== FRAGMENTO SELECCIONADO

Bueno, en uno, sí: Para que no me olvides, de la Editorial Popular. Editado en 2012, el libro es el resultado del trabajo conjunto de algunas de las miembras de Madres Unidas contra la Droga, de Madrid, con la Asociación para la Investigación y la Intervención social REDES. En el prólogo, desde la Asociación, cuentan las dificultades a las que tuvieron que enfrentarse durante el proceso. En su intento de llevar a cabo un "trabajo sistemático y de método lógico" se toparon con lo que a veces se pierde de vista en este tipo de análisis: la realidad. Caos en el archivo y caos en los recuerdos, pero la certeza de que se dejaron la piel en las calles. No fue fácil, claro. Entre otras cosas, en muchas ocasiones, tuvieron que enfrentarse al descontento de sus maridos. La mayoría tardó más que ellas en entender la gravedad de la situación y en asumir que, a partir de ese momento, no estaba garantizada la cena en la mesa.

En Para que no me olvides detallan infinidad de anécdotas. Dicen, por ejemplo, que fueron "las primeras" en denunciar la llegada "de las pastillas" a Madrid. Se enteraron pronto porque muchas de ellas trabajaban limpiando discotecas. No es casualidad, por supuesto. Juntas lograron sacudirse la culpa: No. No era responsabilidad precisamente suya que sus hijos e hijas se engancharan a la heroína. Podía caer prácticamente cualquiera. Cuentan que una panadera del barrio solía enfrentarse a ellas: "Decía que las madres de los yonkis no habíamos sabido educar a nuestros hijos. Posteriormente, a ella se le metieron tres en la droga y la mujer se ahorcó después de haber dicho todo lo que dijo. No lo pudo superar". Es difícil afrontar algo así, desde luego. Lo realmente difícil es cuantificar qué consecuencias reales tuvo el consumo de heroína en la sociedad española. Más allá de las víctimas directas, también incuantificables, los efectos colaterales del consumo resultan inimaginables. La panadera, por ejemplo.

Más allá de enfrentamientos en el barrio, con camellos de poca monta en muchas ocasiones o vecinas con poca altura de miras en otras, llevaron a cabo acciones de todo tipo para llamar la atención de las instituciones y de la prensa. Entendieron rápido quiénes eran sus verdaderos enemigos y, por eso, se opusieron firmemente a la Operación Primavera, una operación puesta en marcha por el Ministerio de Interior para denunciar a los pequeños traficantes: "Operación primavera, mierda puñetera", cantaban. Huelgas de hambre para denunciar la situación de los reformatorios, protestas ante las prisiones, una férrea condena de los FIES (ficheros de internos de especial seguimiento); okupaciones de casas para atender a quienes estaban pasando el mono, un encierro en la mismísima Catedral de la Almudena o una acampada en el Paseo del Prado. Participaron también, conscientes de la necesidad de articular luchas, en una besada a favor del matrimonio igualitario.

====

:: TAREAS POR REALIZAR ::
**A)** Enumera las acciones que recoge la oración del fragmento sobre Madres Unidas contra la Droga que comienza con "Huelgas de hambre para denunciar".
**B)** Según el fragmento sobre Madres Unidas contra la Droga, ¿por qué se enteraron pronto de la llegada de las pastillas a Madrid?
**C)** Prolonga el fragmento sobre Madres Unidas contra la Droga a partir de su última oración.
Las entradas provienen de una fuente distinta a la del fragmento.

== DATOS ALMACENADOS

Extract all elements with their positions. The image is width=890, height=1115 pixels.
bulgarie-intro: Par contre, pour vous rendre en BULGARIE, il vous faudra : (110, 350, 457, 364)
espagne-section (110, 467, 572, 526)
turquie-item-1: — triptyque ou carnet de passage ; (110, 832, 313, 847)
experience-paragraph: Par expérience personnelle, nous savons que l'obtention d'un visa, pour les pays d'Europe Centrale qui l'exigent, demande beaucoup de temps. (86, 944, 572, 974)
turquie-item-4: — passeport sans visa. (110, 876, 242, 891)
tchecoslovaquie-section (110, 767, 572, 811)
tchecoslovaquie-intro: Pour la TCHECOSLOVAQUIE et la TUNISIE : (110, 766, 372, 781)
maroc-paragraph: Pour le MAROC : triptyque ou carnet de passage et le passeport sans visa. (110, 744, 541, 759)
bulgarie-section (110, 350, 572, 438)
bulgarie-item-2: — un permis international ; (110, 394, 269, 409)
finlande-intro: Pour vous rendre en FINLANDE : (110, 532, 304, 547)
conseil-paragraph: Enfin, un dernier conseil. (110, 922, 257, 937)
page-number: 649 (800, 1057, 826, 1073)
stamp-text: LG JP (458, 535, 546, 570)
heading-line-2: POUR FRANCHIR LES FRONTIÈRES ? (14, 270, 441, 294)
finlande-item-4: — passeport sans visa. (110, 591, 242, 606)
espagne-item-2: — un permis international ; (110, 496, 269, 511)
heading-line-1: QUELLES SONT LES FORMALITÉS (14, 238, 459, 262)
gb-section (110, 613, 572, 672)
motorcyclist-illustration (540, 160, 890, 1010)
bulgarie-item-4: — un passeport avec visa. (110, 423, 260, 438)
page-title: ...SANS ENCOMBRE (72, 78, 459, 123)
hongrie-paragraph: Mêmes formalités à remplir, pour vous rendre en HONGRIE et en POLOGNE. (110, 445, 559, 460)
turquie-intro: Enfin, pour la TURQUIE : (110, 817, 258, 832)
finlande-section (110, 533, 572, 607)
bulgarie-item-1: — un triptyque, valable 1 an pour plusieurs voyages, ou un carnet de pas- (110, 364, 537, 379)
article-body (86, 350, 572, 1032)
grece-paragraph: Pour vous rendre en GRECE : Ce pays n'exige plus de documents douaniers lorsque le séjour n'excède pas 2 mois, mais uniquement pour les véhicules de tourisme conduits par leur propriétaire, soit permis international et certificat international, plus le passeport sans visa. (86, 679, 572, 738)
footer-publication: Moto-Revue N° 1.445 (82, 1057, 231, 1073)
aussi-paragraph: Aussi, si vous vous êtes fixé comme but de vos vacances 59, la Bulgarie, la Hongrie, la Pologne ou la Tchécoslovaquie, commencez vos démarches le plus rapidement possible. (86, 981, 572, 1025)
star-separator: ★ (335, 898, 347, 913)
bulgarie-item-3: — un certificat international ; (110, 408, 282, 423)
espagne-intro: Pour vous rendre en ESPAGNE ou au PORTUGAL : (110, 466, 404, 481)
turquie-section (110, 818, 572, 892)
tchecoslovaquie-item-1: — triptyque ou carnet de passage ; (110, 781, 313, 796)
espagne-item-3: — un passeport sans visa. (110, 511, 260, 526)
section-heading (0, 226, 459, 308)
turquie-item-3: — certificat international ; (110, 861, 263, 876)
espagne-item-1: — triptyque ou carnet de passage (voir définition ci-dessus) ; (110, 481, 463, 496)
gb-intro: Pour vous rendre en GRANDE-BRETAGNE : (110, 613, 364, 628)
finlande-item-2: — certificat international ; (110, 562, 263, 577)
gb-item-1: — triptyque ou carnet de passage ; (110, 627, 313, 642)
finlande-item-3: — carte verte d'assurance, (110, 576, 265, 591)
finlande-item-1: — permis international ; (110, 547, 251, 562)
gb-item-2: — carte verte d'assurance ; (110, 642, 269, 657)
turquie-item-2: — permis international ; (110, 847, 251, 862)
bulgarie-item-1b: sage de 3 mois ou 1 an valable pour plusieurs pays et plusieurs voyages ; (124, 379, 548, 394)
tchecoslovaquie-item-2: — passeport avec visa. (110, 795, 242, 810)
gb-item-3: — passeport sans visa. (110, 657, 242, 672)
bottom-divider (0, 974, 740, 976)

====

:: RESPUESTAS NUMERADAS ::
**A)**
- Huelgas de hambre para denunciar la situación de los reformatorios
- Protestas ante las prisiones
- Una férrea condena de los FIES (ficheros de internos de especial seguimiento)
- Okupaciones de casas para atender a quienes estaban pasando el mono
- Un encierro en la Catedral de la Almudena
- Una acampada en el Paseo del Prado

**B)** Porque muchas de ellas trabajaban limpiando discotecas.

**C)**
Hay algo, sin embargo, que me ha llamado especialmente la atención: cómo se ayudaban entre ellas incluso si lo que necesitaba alguna compañera era romper los huesos del cadáver de su hijo para trasladarlo en AVE a casa.

En el libro, por ejemplo, cuentan que en un encuentro en Andalucía conocieron a una mujer, de una familia "muy pobre muy pobre". Su hijo había muerto en Madrid y, sin que nadie les avisara, había sido enterrado en una fosa común. Trataron de sacarlo en el momento, pero les dijeron que tenían que esperar diez años hasta que se pudiera abrir: "Luego, si sale entero, se lo tienen que llevar en una caja con coche fúnebre y todo; y si no sale entero, pues lo pueden llevar en una bolsa y llevárselo ella misma en el AVE". Qué tremendo, la verdad.

Pasaron los años y, aquella madre, se acordó de las mujeres que había conocido en aquel encuentro: "Doña Sara, que soy Leo, que vengo a lo de mi hijo, mi José que murió en Carabanchel, ¿se acuerda usted?", preguntó al otro lado del teléfono. Se acordaba, sí. Ahí que se plantaron. En el cementerio de Almudena, en la apertura de la fosa en la que habían enterrado sin permiso a José. El chaval salió prácticamente momificado, pero si queréis saber cómo consiguieron llevarlo de vuelta a casa tendréis que comprar el libro. Solo diré que trataron de sobornar con 50€ al enterrador, que decía: "De aquí es más ancho y no me coge"; y que Leo hizo un crowdfunding en su pueblo. Para más detalles, tendréis que buscarlo.

Recuerda: Para que no me olvides. Es imposible.